## Data records
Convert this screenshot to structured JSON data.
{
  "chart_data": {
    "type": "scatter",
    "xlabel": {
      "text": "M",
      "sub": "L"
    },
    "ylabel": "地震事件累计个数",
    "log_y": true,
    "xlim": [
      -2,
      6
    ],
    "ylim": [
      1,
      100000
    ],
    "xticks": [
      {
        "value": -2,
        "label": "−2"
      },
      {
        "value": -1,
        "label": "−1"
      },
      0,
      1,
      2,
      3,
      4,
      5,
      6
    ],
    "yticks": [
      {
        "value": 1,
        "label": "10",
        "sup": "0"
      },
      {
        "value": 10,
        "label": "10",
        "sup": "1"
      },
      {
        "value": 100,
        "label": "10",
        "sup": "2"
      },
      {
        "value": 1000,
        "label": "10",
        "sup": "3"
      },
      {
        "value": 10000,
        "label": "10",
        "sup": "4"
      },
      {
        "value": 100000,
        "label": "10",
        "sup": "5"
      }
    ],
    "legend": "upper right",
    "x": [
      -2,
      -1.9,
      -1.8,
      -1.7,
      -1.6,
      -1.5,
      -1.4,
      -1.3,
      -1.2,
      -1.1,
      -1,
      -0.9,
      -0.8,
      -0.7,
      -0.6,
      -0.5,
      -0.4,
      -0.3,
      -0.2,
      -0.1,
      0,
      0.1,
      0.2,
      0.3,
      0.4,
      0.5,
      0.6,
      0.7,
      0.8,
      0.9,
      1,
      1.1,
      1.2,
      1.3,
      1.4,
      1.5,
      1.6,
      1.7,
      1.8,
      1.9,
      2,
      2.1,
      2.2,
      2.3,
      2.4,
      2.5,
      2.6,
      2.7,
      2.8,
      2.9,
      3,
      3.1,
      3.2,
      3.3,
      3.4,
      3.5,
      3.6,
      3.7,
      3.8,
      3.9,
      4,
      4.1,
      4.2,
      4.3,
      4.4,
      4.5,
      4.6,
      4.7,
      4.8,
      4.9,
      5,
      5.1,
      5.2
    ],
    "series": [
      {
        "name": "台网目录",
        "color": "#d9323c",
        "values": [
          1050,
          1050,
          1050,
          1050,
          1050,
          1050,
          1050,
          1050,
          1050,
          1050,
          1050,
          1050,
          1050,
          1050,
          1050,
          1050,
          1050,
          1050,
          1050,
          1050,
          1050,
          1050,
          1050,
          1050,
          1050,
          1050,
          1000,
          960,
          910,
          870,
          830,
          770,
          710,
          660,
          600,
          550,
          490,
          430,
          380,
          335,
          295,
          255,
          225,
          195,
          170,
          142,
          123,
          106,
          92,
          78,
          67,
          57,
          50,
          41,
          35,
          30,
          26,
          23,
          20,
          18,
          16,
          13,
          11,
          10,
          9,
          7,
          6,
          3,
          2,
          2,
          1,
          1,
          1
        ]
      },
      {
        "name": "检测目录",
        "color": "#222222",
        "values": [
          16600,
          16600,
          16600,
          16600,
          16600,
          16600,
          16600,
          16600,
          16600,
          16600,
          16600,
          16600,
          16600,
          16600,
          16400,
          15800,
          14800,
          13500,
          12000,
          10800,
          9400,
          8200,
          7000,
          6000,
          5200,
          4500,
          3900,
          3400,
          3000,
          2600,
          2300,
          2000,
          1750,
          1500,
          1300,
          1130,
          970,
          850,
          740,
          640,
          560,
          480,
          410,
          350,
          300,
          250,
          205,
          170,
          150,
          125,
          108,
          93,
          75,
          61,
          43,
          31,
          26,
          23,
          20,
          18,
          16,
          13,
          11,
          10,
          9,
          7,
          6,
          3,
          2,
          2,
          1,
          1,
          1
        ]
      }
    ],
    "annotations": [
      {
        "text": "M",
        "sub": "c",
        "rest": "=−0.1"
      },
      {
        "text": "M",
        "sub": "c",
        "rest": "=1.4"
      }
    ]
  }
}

## Set problem
All of the records must be retyped exactly as they are.

## The output
Convert this screenshot to structured JSON data.
{
  "chart_data": {
    "type": "scatter",
    "xlabel": {
      "text": "M",
      "sub": "L"
    },
    "ylabel": "地震事件累计个数",
    "log_y": true,
    "xlim": [
      -2,
      6
    ],
    "ylim": [
      1,
      100000
    ],
    "xticks": [
      {
        "value": -2,
        "label": "−2"
      },
      {
        "value": -1,
        "label": "−1"
      },
      0,
      1,
      2,
      3,
      4,
      5,
      6
    ],
    "yticks": [
      {
        "value": 1,
        "label": "10",
        "sup": "0"
      },
      {
        "value": 10,
        "label": "10",
        "sup": "1"
      },
      {
        "value": 100,
        "label": "10",
        "sup": "2"
      },
      {
        "value": 1000,
        "label": "10",
        "sup": "3"
      },
      {
        "value": 10000,
        "label": "10",
        "sup": "4"
      },
      {
        "value": 100000,
        "label": "10",
        "sup": "5"
      }
    ],
    "legend": "upper right",
    "x": [
      -2,
      -1.9,
      -1.8,
      -1.7,
      -1.6,
      -1.5,
      -1.4,
      -1.3,
      -1.2,
      -1.1,
      -1,
      -0.9,
      -0.8,
      -0.7,
      -0.6,
      -0.5,
      -0.4,
      -0.3,
      -0.2,
      -0.1,
      0,
      0.1,
      0.2,
      0.3,
      0.4,
      0.5,
      0.6,
      0.7,
      0.8,
      0.9,
      1,
      1.1,
      1.2,
      1.3,
      1.4,
      1.5,
      1.6,
      1.7,
      1.8,
      1.9,
      2,
      2.1,
      2.2,
      2.3,
      2.4,
      2.5,
      2.6,
      2.7,
      2.8,
      2.9,
      3,
      3.1,
      3.2,
      3.3,
      3.4,
      3.5,
      3.6,
      3.7,
      3.8,
      3.9,
      4,
      4.1,
      4.2,
      4.3,
      4.4,
      4.5,
      4.6,
      4.7,
      4.8,
      4.9,
      5,
      5.1,
      5.2
    ],
    "series": [
      {
        "name": "台网目录",
        "color": "#d9323c",
        "values": [
          1050,
          1050,
          1050,
          1050,
          1050,
          1050,
          1050,
          1050,
          1050,
          1050,
          1050,
          1050,
          1050,
          1050,
          1050,
          1050,
          1050,
          1050,
          1050,
          1050,
          1050,
          1050,
          1050,
          1050,
          1050,
          1050,
          1000,
          960,
          910,
          870,
          830,
          770,
          710,
          660,
          600,
          550,
          490,
          430,
          380,
          335,
          295,
          255,
          225,
          195,
          170,
          142,
          123,
          106,
          92,
          78,
          67,
          57,
          50,
          41,
          35,
          30,
          26,
          23,
          20,
          18,
          16,
          13,
          11,
          10,
          9,
          7,
          6,
          3,
          2,
          2,
          1,
          1,
          1
        ]
      },
      {
        "name": "检测目录",
        "color": "#222222",
        "values": [
          16600,
          16600,
          16600,
          16600,
          16600,
          16600,
          16600,
          16600,
          16600,
          16600,
          16600,
          16600,
          16600,
          16600,
          16400,
          15800,
          14800,
          13500,
          12000,
          10800,
          9400,
          8200,
          7000,
          6000,
          5200,
          4500,
          3900,
          3400,
          3000,
          2600,
          2300,
          2000,
          1750,
          1500,
          1300,
          1130,
          970,
          850,
          740,
          640,
          560,
          480,
          410,
          350,
          300,
          250,
          205,
          170,
          150,
          125,
          108,
          93,
          75,
          61,
          43,
          31,
          26,
          23,
          20,
          18,
          16,
          13,
          11,
          10,
          9,
          7,
          6,
          3,
          2,
          2,
          1,
          1,
          1
        ]
      }
    ],
    "annotations": [
      {
        "text": "M",
        "sub": "c",
        "rest": "=−0.1"
      },
      {
        "text": "M",
        "sub": "c",
        "rest": "=1.4"
      }
    ]
  }
}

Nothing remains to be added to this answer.